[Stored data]
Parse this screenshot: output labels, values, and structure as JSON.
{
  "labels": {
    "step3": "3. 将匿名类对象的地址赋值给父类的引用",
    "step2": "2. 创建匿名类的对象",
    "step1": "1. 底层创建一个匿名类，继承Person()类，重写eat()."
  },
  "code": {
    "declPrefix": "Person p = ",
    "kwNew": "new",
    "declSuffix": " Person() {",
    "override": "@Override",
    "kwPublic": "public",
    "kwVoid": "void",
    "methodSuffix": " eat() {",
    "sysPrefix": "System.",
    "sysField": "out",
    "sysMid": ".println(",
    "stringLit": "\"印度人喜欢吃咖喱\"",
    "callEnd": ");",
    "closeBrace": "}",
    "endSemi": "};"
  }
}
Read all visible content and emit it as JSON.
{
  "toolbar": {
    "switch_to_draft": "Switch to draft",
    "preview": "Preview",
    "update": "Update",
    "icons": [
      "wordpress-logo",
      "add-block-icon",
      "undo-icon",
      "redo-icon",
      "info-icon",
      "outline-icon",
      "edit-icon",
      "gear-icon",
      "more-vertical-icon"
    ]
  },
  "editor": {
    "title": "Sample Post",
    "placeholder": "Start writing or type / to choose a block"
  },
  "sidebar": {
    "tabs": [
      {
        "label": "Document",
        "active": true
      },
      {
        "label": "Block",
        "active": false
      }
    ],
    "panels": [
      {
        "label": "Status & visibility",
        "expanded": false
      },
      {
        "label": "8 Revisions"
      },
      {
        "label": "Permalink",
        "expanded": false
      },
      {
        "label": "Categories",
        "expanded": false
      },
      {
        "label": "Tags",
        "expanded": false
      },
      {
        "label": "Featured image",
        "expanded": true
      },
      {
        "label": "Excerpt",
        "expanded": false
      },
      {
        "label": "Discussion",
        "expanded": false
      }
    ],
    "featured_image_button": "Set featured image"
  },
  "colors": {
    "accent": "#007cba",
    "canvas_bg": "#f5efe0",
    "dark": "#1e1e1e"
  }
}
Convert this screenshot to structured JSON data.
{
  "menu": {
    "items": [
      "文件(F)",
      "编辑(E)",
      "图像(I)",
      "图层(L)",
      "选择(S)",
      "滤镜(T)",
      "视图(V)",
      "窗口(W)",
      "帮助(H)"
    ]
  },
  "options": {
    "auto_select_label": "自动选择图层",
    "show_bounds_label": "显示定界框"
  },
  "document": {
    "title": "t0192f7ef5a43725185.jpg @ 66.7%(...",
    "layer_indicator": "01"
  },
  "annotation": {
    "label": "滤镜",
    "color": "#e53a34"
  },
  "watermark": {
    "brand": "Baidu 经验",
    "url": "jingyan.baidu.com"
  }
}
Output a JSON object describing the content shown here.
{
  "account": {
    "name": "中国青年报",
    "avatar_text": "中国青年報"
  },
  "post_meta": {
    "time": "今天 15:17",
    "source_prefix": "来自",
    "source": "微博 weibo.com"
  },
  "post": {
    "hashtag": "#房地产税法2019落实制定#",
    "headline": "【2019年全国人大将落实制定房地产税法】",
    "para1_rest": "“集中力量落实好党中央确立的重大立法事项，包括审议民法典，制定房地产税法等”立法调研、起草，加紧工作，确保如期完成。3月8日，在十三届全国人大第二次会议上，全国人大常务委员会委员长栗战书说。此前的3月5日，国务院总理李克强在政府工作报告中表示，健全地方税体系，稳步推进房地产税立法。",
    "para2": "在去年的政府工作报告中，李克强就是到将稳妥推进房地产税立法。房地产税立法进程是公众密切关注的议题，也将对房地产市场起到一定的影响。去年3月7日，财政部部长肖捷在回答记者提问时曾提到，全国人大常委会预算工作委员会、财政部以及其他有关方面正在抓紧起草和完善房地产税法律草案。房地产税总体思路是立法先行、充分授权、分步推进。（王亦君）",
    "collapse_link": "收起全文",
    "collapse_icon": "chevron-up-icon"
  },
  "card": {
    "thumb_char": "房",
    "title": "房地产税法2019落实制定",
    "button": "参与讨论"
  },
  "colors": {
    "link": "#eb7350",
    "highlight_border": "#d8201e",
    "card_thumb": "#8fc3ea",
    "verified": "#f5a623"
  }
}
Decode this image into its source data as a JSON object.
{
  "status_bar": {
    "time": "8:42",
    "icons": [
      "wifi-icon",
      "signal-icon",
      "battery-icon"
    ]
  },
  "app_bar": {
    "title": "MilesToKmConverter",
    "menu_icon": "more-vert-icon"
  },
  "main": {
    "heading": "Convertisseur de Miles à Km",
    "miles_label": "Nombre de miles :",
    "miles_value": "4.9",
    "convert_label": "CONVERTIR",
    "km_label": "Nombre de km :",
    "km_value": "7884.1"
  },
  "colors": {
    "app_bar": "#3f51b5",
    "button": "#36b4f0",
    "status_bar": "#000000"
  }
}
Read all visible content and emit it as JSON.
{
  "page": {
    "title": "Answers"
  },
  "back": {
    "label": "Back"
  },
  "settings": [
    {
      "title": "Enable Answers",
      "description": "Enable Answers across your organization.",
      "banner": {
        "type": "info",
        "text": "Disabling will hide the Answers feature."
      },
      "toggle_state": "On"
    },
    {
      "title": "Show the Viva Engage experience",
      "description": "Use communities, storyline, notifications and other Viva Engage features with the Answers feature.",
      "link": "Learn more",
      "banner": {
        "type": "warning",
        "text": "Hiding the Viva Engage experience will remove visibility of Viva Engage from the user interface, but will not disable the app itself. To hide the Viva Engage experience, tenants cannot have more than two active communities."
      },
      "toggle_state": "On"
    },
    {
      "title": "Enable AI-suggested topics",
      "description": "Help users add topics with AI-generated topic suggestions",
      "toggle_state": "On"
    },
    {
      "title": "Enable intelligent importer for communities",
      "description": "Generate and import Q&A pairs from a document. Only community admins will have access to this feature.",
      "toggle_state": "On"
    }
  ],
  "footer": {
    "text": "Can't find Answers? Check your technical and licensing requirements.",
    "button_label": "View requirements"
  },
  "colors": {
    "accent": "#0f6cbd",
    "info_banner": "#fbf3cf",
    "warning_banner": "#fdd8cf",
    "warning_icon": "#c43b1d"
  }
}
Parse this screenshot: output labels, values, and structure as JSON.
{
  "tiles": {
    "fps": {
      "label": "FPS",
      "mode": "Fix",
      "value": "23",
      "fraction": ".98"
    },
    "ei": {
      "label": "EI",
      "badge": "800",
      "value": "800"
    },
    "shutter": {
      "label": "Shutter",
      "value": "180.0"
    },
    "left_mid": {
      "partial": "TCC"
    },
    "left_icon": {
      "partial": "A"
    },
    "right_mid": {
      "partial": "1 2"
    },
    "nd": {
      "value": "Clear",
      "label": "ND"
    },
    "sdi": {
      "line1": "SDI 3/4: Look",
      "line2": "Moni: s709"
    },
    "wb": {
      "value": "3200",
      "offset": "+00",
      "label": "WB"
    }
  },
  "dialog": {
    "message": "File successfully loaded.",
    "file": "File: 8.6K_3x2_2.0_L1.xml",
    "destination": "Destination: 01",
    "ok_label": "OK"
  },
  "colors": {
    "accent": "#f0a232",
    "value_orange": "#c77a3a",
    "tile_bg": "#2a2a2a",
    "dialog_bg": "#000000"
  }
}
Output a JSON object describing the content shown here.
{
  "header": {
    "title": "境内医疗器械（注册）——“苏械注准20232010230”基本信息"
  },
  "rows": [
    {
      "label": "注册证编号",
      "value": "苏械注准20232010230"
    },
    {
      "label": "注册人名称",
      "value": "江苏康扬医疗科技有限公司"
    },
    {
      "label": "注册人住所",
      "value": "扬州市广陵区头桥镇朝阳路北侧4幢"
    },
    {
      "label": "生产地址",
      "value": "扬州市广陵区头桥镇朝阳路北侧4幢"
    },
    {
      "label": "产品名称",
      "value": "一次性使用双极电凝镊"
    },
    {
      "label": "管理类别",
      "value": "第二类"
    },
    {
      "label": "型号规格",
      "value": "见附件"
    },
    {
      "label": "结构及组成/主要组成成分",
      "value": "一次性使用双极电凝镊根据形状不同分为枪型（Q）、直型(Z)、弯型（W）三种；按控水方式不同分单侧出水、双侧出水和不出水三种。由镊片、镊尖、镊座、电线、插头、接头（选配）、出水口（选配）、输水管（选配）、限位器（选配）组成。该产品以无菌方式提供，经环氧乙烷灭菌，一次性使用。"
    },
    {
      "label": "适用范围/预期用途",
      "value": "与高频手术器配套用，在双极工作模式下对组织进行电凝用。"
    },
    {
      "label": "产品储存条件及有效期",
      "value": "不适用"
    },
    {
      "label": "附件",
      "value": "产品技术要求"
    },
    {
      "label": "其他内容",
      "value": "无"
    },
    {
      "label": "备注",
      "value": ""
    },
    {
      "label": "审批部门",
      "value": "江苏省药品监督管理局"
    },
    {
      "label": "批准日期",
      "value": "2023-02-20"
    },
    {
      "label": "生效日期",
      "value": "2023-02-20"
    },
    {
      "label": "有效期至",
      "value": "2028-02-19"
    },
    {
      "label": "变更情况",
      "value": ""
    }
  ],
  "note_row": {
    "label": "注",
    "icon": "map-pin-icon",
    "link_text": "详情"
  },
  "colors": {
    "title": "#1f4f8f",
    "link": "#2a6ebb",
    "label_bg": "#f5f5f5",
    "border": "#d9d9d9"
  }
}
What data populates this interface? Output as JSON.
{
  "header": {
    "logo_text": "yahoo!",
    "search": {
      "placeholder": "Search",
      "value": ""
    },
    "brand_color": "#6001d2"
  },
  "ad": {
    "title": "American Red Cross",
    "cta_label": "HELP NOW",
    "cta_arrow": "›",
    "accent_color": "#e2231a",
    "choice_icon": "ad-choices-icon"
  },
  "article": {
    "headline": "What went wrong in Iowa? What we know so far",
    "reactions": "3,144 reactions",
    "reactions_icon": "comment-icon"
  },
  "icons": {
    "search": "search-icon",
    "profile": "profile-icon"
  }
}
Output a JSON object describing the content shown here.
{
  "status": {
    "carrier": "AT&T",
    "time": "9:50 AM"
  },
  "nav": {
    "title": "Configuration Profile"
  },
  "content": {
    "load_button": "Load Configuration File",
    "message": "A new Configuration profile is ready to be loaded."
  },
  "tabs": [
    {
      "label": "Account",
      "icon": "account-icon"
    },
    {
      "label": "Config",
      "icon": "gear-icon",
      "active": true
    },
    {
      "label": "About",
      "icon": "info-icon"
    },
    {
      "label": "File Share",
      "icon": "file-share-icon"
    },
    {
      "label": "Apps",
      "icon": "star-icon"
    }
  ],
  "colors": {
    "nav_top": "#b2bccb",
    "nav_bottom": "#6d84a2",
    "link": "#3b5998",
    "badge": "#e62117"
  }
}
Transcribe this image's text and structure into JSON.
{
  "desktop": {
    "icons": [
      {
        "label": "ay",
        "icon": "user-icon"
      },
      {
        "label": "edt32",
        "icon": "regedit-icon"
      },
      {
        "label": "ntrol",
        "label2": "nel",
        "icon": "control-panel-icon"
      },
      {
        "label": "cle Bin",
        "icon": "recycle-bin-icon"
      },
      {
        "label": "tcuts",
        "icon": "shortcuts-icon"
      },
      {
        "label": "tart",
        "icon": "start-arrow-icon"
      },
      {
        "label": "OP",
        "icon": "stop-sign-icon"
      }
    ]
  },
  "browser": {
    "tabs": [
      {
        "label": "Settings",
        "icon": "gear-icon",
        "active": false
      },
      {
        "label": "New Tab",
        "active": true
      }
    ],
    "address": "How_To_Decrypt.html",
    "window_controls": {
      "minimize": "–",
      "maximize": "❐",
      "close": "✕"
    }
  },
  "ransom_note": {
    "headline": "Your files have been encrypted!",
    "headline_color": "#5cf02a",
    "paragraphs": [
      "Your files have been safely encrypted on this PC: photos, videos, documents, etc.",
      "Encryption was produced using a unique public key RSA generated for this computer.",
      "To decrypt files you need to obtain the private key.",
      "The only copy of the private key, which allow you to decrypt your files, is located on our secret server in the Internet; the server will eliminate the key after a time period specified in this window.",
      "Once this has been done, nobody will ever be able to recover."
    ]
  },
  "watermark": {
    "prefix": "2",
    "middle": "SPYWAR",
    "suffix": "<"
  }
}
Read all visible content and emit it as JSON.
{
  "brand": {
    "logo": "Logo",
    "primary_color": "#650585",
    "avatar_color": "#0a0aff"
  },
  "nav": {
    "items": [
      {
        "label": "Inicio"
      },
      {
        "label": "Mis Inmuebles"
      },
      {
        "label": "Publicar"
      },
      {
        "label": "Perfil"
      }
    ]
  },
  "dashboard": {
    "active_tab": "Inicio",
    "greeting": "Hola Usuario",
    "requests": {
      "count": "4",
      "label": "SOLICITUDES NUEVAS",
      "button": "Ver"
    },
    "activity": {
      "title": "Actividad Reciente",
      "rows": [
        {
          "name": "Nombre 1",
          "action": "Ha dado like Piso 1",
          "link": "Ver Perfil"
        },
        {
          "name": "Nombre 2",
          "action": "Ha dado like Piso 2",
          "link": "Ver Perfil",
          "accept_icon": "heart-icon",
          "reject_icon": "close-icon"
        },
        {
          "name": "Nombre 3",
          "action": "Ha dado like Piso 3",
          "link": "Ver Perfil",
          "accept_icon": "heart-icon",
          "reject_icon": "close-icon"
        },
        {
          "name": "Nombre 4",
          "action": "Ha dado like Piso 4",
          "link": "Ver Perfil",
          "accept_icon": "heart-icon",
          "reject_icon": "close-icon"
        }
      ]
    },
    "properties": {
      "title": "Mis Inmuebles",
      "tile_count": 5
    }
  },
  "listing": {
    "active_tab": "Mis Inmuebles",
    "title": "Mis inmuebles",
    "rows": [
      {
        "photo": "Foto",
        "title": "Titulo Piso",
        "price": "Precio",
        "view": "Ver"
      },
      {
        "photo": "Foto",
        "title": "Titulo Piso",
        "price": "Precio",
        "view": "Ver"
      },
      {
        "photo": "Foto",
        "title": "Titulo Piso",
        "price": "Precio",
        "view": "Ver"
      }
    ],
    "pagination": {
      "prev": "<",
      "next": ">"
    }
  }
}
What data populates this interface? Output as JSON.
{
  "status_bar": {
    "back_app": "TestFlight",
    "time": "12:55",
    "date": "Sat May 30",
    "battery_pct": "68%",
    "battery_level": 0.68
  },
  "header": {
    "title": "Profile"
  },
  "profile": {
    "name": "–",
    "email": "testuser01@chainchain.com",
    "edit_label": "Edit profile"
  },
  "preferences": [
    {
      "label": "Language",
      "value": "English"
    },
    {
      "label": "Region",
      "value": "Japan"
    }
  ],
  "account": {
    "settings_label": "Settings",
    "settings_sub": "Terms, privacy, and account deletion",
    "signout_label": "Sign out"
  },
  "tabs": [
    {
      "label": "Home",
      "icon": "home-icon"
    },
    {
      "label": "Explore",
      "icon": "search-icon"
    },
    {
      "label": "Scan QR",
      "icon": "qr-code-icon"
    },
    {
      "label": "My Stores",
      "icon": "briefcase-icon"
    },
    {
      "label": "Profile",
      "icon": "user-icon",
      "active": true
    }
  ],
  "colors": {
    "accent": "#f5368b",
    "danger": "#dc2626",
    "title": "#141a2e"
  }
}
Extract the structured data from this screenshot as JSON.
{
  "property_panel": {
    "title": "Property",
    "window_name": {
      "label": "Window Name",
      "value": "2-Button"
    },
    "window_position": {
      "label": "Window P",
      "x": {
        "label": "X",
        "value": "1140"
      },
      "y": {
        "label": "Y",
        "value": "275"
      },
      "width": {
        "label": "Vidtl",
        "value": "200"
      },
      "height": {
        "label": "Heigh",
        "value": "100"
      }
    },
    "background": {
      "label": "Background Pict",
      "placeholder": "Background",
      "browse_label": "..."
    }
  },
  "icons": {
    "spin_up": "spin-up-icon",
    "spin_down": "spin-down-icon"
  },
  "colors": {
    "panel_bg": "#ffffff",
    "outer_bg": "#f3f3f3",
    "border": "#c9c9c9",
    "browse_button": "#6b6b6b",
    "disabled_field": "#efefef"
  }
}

**The exercise**: Above are several records. Count the lines among them that contain "like" and give only the total.

**Response**: 4